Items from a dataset
=-=-=

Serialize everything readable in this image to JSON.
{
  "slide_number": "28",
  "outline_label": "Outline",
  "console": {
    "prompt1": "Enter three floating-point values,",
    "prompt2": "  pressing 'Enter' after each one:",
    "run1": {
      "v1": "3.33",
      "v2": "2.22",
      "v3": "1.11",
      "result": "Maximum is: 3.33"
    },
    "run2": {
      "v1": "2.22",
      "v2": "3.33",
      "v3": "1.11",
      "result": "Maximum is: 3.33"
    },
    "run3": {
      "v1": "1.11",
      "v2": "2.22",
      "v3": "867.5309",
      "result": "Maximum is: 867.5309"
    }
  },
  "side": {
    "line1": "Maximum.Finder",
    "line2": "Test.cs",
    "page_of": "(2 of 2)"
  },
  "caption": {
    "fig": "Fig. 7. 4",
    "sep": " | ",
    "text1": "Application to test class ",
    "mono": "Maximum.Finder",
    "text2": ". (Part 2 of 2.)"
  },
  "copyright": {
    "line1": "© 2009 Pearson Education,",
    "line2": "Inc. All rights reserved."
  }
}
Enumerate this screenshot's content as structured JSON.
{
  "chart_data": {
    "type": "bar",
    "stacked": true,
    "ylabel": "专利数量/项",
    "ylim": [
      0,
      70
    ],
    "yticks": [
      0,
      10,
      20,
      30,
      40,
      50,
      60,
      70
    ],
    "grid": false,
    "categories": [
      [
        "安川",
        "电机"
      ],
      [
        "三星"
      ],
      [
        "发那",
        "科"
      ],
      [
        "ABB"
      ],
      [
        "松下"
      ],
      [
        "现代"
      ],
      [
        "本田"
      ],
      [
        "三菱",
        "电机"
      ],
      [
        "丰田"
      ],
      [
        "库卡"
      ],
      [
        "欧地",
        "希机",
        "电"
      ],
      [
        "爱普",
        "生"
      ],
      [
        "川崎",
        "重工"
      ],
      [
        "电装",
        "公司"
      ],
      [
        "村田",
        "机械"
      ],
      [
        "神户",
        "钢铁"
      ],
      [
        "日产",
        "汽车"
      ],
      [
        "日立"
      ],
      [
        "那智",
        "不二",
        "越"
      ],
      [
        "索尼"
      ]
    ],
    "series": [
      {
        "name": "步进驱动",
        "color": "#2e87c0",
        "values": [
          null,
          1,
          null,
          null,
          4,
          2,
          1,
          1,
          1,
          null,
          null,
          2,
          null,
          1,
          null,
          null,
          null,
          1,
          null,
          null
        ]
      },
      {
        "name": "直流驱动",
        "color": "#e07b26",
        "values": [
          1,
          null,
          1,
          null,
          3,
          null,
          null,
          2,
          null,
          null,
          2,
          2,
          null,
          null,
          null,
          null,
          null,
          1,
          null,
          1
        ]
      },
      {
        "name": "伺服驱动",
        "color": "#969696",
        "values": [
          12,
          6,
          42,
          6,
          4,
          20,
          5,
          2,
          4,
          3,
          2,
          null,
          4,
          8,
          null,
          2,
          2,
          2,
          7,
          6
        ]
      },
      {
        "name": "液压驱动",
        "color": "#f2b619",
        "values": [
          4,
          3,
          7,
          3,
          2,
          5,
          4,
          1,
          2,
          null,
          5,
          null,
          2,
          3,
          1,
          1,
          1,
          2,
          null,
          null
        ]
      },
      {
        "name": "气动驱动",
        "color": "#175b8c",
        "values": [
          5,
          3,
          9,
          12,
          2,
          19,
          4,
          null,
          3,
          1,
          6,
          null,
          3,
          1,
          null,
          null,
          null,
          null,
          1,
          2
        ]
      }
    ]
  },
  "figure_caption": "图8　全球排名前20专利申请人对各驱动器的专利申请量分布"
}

=-=-=

_AIM OF THE EXERCISE_.
Repeat the material above in full, keeping every word.

_WRITTEN ANSWER_.
Serialize everything readable in this image to JSON.
{
  "slide_number": "28",
  "outline_label": "Outline",
  "console": {
    "prompt1": "Enter three floating-point values,",
    "prompt2": "  pressing 'Enter' after each one:",
    "run1": {
      "v1": "3.33",
      "v2": "2.22",
      "v3": "1.11",
      "result": "Maximum is: 3.33"
    },
    "run2": {
      "v1": "2.22",
      "v2": "3.33",
      "v3": "1.11",
      "result": "Maximum is: 3.33"
    },
    "run3": {
      "v1": "1.11",
      "v2": "2.22",
      "v3": "867.5309",
      "result": "Maximum is: 867.5309"
    }
  },
  "side": {
    "line1": "Maximum.Finder",
    "line2": "Test.cs",
    "page_of": "(2 of 2)"
  },
  "caption": {
    "fig": "Fig. 7. 4",
    "sep": " | ",
    "text1": "Application to test class ",
    "mono": "Maximum.Finder",
    "text2": ". (Part 2 of 2.)"
  },
  "copyright": {
    "line1": "© 2009 Pearson Education,",
    "line2": "Inc. All rights reserved."
  }
}
Enumerate this screenshot's content as structured JSON.
{
  "chart_data": {
    "type": "bar",
    "stacked": true,
    "ylabel": "专利数量/项",
    "ylim": [
      0,
      70
    ],
    "yticks": [
      0,
      10,
      20,
      30,
      40,
      50,
      60,
      70
    ],
    "grid": false,
    "categories": [
      [
        "安川",
        "电机"
      ],
      [
        "三星"
      ],
      [
        "发那",
        "科"
      ],
      [
        "ABB"
      ],
      [
        "松下"
      ],
      [
        "现代"
      ],
      [
        "本田"
      ],
      [
        "三菱",
        "电机"
      ],
      [
        "丰田"
      ],
      [
        "库卡"
      ],
      [
        "欧地",
        "希机",
        "电"
      ],
      [
        "爱普",
        "生"
      ],
      [
        "川崎",
        "重工"
      ],
      [
        "电装",
        "公司"
      ],
      [
        "村田",
        "机械"
      ],
      [
        "神户",
        "钢铁"
      ],
      [
        "日产",
        "汽车"
      ],
      [
        "日立"
      ],
      [
        "那智",
        "不二",
        "越"
      ],
      [
        "索尼"
      ]
    ],
    "series": [
      {
        "name": "步进驱动",
        "color": "#2e87c0",
        "values": [
          null,
          1,
          null,
          null,
          4,
          2,
          1,
          1,
          1,
          null,
          null,
          2,
          null,
          1,
          null,
          null,
          null,
          1,
          null,
          null
        ]
      },
      {
        "name": "直流驱动",
        "color": "#e07b26",
        "values": [
          1,
          null,
          1,
          null,
          3,
          null,
          null,
          2,
          null,
          null,
          2,
          2,
          null,
          null,
          null,
          null,
          null,
          1,
          null,
          1
        ]
      },
      {
        "name": "伺服驱动",
        "color": "#969696",
        "values": [
          12,
          6,
          42,
          6,
          4,
          20,
          5,
          2,
          4,
          3,
          2,
          null,
          4,
          8,
          null,
          2,
          2,
          2,
          7,
          6
        ]
      },
      {
        "name": "液压驱动",
        "color": "#f2b619",
        "values": [
          4,
          3,
          7,
          3,
          2,
          5,
          4,
          1,
          2,
          null,
          5,
          null,
          2,
          3,
          1,
          1,
          1,
          2,
          null,
          null
        ]
      },
      {
        "name": "气动驱动",
        "color": "#175b8c",
        "values": [
          5,
          3,
          9,
          12,
          2,
          19,
          4,
          null,
          3,
          1,
          6,
          null,
          3,
          1,
          null,
          null,
          null,
          null,
          1,
          2
        ]
      }
    ]
  },
  "figure_caption": "图8　全球排名前20专利申请人对各驱动器的专利申请量分布"
}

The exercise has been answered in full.